(What is being asked) Write out the records word for word, with no pictures.

(Source data)
-----
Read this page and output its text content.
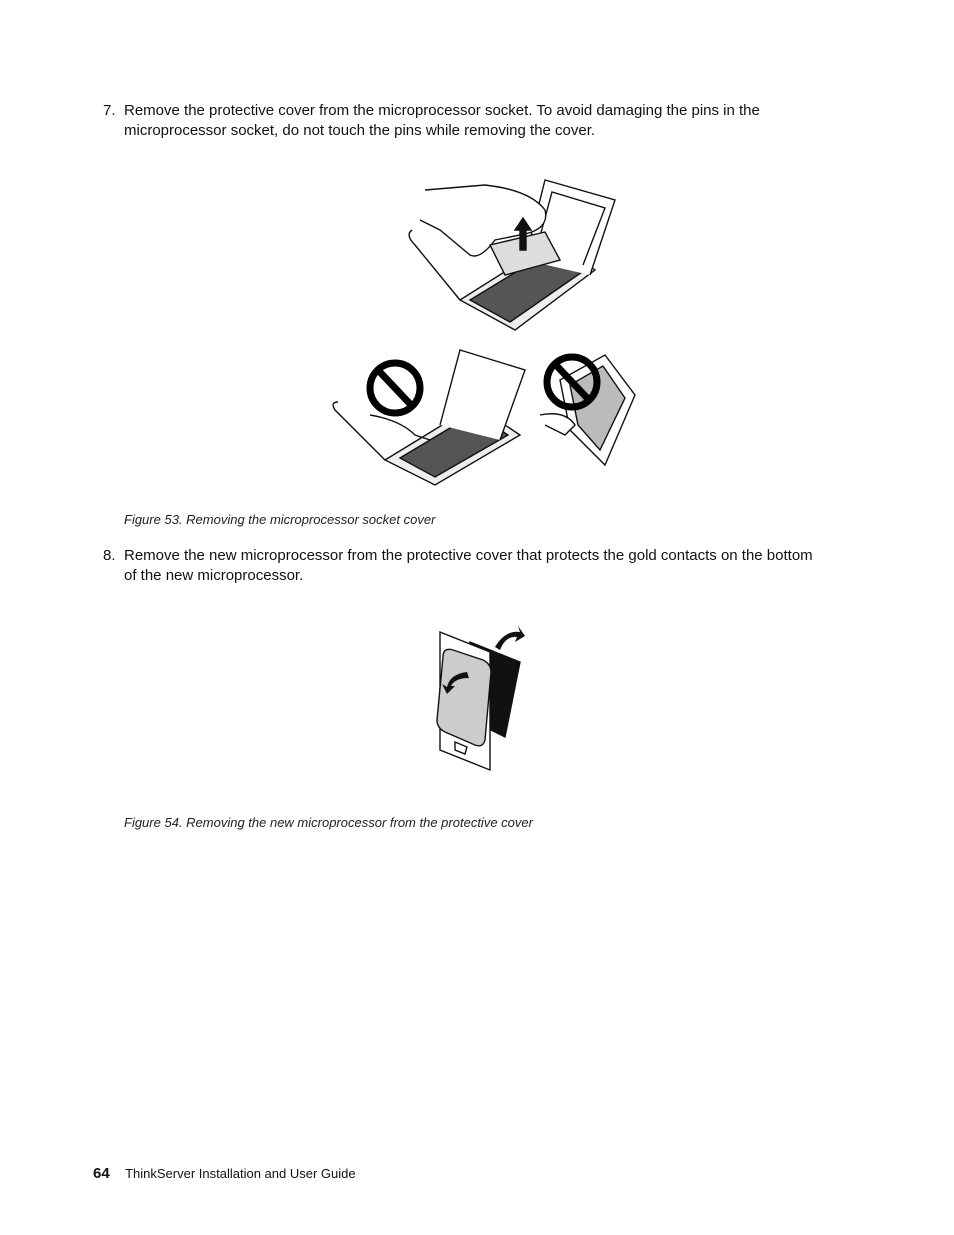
7. Remove the protective cover from the microprocessor socket. To avoid damaging the pins in the microprocessor socket, do not touch the pins while removing the cover.
Figure 53. Removing the microprocessor socket cover
8. Remove the new microprocessor from the protective cover that protects the gold contacts on the bottom of the new microprocessor.
Figure 54. Removing the new microprocessor from the protective cover
64 ThinkServer Installation and User Guide
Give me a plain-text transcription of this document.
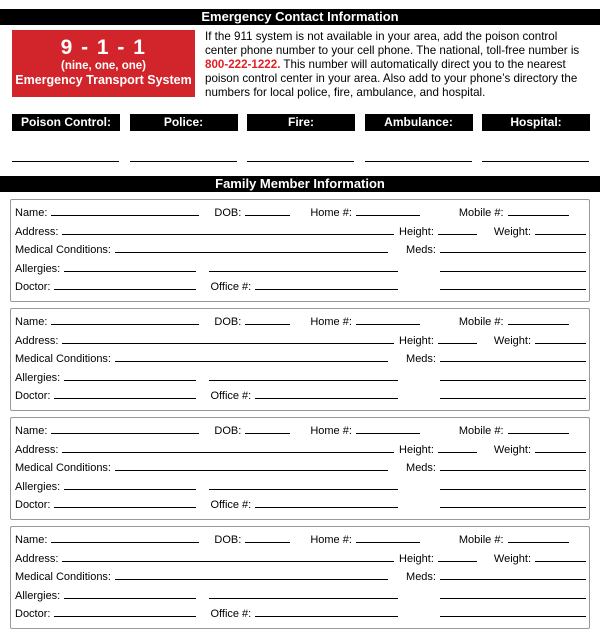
Emergency Contact Information
9 - 1 - 1
(nine, one, one)
Emergency Transport System

If the 911 system is not available in your area, add the poison control center phone number to your cell phone. The national, toll-free number is 800-222-1222. This number will automatically direct you to the nearest poison control center in your area. Also add to your phone’s directory the numbers for local police, fire, ambulance, and hospital.

Poison Control:	Police:	Fire:	Ambulance:	Hospital:
Family Member Information
Name:	DOB:	Home #:	Mobile #:
Address:	Height:	Weight:
Medical Conditions:	Meds:
Allergies:
Doctor:	Office #:
Name:	DOB:	Home #:	Mobile #:
Address:	Height:	Weight:
Medical Conditions:	Meds:
Allergies:
Doctor:	Office #:
Name:	DOB:	Home #:	Mobile #:
Address:	Height:	Weight:
Medical Conditions:	Meds:
Allergies:
Doctor:	Office #:
Name:	DOB:	Home #:	Mobile #:
Address:	Height:	Weight:
Medical Conditions:	Meds:
Allergies:
Doctor:	Office #:
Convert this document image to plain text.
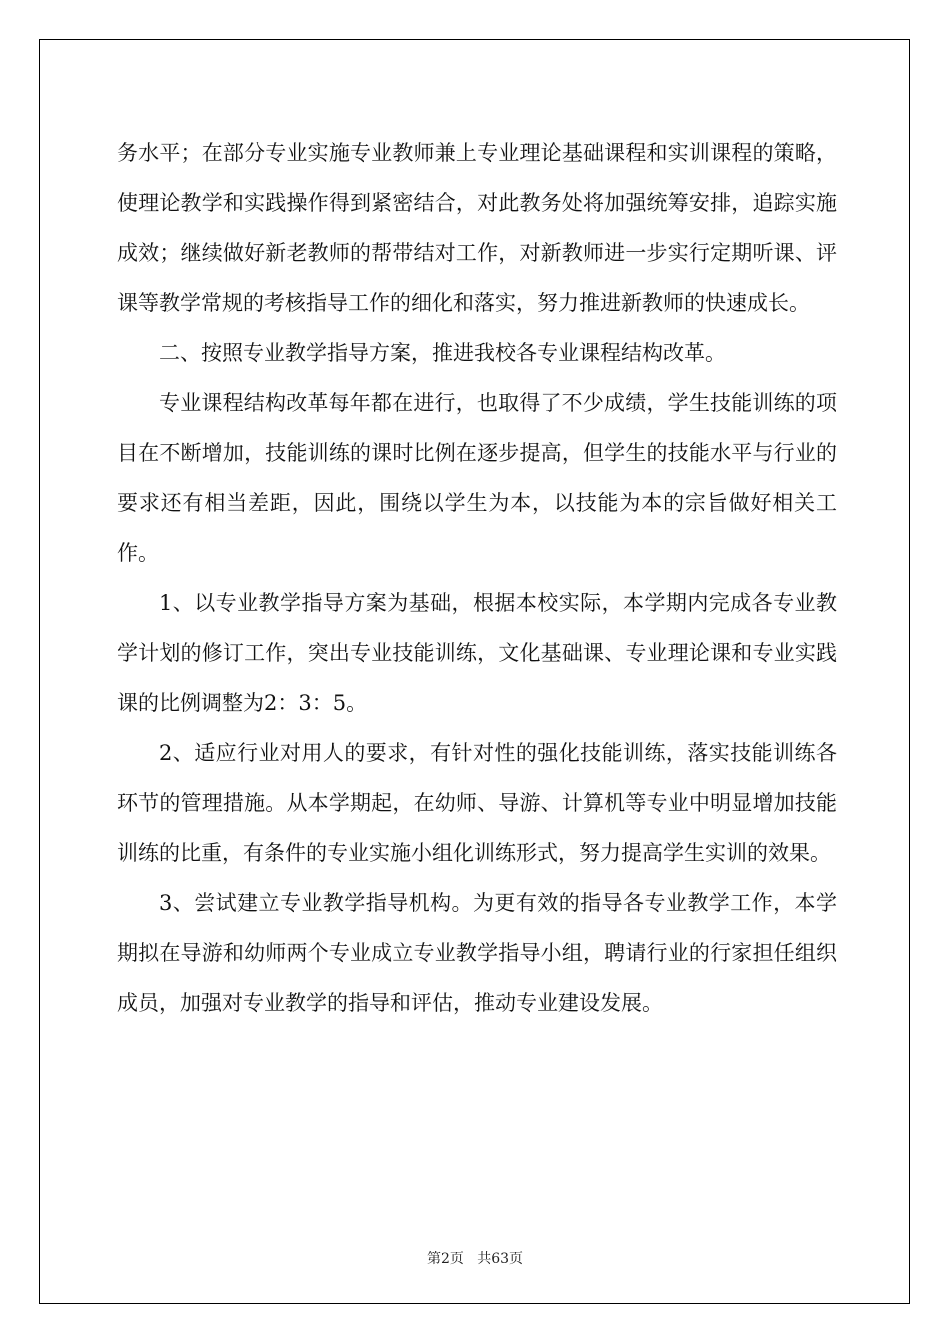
务水平；在部分专业实施专业教师兼上专业理论基础课程和实训课程的策略，使理论教学和实践操作得到紧密结合，对此教务处将加强统筹安排，追踪实施成效；继续做好新老教师的帮带结对工作，对新教师进一步实行定期听课、评课等教学常规的考核指导工作的细化和落实，努力推进新教师的快速成长。

二、按照专业教学指导方案，推进我校各专业课程结构改革。

专业课程结构改革每年都在进行，也取得了不少成绩，学生技能训练的项目在不断增加，技能训练的课时比例在逐步提高，但学生的技能水平与行业的要求还有相当差距，因此，围绕以学生为本，以技能为本的宗旨做好相关工作。

1、以专业教学指导方案为基础，根据本校实际，本学期内完成各专业教学计划的修订工作，突出专业技能训练，文化基础课、专业理论课和专业实践课的比例调整为2：3：5。

2、适应行业对用人的要求，有针对性的强化技能训练，落实技能训练各环节的管理措施。从本学期起，在幼师、导游、计算机等专业中明显增加技能训练的比重，有条件的专业实施小组化训练形式，努力提高学生实训的效果。

3、尝试建立专业教学指导机构。为更有效的指导各专业教学工作，本学期拟在导游和幼师两个专业成立专业教学指导小组，聘请行业的行家担任组织成员，加强对专业教学的指导和评估，推动专业建设发展。

第2页   共63页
-----
(Exercise response)
Read this page and output its text content.
7. Remove the protective cover from the microprocessor socket. To avoid damaging the pins in the microprocessor socket, do not touch the pins while removing the cover.
Figure 53. Removing the microprocessor socket cover
8. Remove the new microprocessor from the protective cover that protects the gold contacts on the bottom of the new microprocessor.
Figure 54. Removing the new microprocessor from the protective cover
64 ThinkServer Installation and User Guide
Give me a plain-text transcription of this document.
Emergency Contact Information
9 - 1 - 1
(nine, one, one)
Emergency Transport System

If the 911 system is not available in your area, add the poison control center phone number to your cell phone. The national, toll-free number is 800-222-1222. This number will automatically direct you to the nearest poison control center in your area. Also add to your phone’s directory the numbers for local police, fire, ambulance, and hospital.

Poison Control:	Police:	Fire:	Ambulance:	Hospital:
Family Member Information
Name:	DOB:	Home #:	Mobile #:
Address:	Height:	Weight:
Medical Conditions:	Meds:
Allergies:
Doctor:	Office #:
Name:	DOB:	Home #:	Mobile #:
Address:	Height:	Weight:
Medical Conditions:	Meds:
Allergies:
Doctor:	Office #:
Name:	DOB:	Home #:	Mobile #:
Address:	Height:	Weight:
Medical Conditions:	Meds:
Allergies:
Doctor:	Office #:
Name:	DOB:	Home #:	Mobile #:
Address:	Height:	Weight:
Medical Conditions:	Meds:
Allergies:
Doctor:	Office #:
Convert this document image to plain text.
务水平；在部分专业实施专业教师兼上专业理论基础课程和实训课程的策略，使理论教学和实践操作得到紧密结合，对此教务处将加强统筹安排，追踪实施成效；继续做好新老教师的帮带结对工作，对新教师进一步实行定期听课、评课等教学常规的考核指导工作的细化和落实，努力推进新教师的快速成长。

二、按照专业教学指导方案，推进我校各专业课程结构改革。

专业课程结构改革每年都在进行，也取得了不少成绩，学生技能训练的项目在不断增加，技能训练的课时比例在逐步提高，但学生的技能水平与行业的要求还有相当差距，因此，围绕以学生为本，以技能为本的宗旨做好相关工作。

1、以专业教学指导方案为基础，根据本校实际，本学期内完成各专业教学计划的修订工作，突出专业技能训练，文化基础课、专业理论课和专业实践课的比例调整为2：3：5。

2、适应行业对用人的要求，有针对性的强化技能训练，落实技能训练各环节的管理措施。从本学期起，在幼师、导游、计算机等专业中明显增加技能训练的比重，有条件的专业实施小组化训练形式，努力提高学生实训的效果。

3、尝试建立专业教学指导机构。为更有效的指导各专业教学工作，本学期拟在导游和幼师两个专业成立专业教学指导小组，聘请行业的行家担任组织成员，加强对专业教学的指导和评估，推动专业建设发展。

第2页   共63页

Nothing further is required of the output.